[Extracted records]
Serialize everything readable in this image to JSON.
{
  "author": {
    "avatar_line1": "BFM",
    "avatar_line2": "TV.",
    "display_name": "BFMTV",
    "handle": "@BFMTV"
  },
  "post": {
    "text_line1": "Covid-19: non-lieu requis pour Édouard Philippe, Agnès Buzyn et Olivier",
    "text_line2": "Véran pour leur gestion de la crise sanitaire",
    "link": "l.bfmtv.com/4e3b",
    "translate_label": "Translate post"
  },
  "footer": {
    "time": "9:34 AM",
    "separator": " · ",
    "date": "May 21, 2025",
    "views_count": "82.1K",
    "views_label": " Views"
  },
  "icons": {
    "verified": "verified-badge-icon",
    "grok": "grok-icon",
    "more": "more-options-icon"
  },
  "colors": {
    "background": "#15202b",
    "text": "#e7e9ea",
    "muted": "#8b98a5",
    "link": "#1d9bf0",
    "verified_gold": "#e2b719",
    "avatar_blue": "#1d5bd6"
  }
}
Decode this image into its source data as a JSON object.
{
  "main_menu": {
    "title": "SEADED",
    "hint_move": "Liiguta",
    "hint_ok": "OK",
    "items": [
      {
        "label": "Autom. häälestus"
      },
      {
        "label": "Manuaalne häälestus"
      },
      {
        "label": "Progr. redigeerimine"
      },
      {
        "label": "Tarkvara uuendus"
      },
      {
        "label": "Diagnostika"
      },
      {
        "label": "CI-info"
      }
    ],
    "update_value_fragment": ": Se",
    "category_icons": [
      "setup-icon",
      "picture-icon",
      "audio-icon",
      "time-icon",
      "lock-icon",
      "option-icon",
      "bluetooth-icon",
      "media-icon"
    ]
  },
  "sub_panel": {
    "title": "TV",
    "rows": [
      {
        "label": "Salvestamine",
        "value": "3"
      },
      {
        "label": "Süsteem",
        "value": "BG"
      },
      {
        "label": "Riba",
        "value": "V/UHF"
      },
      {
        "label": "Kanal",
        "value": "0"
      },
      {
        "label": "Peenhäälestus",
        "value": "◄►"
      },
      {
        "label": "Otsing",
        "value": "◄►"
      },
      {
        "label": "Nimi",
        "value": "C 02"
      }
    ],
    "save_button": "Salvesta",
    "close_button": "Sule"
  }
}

Work to do:
Select the lines that carry the string "post" and copy them.

Written solution:
  "post": {
    "translate_label": "Translate post"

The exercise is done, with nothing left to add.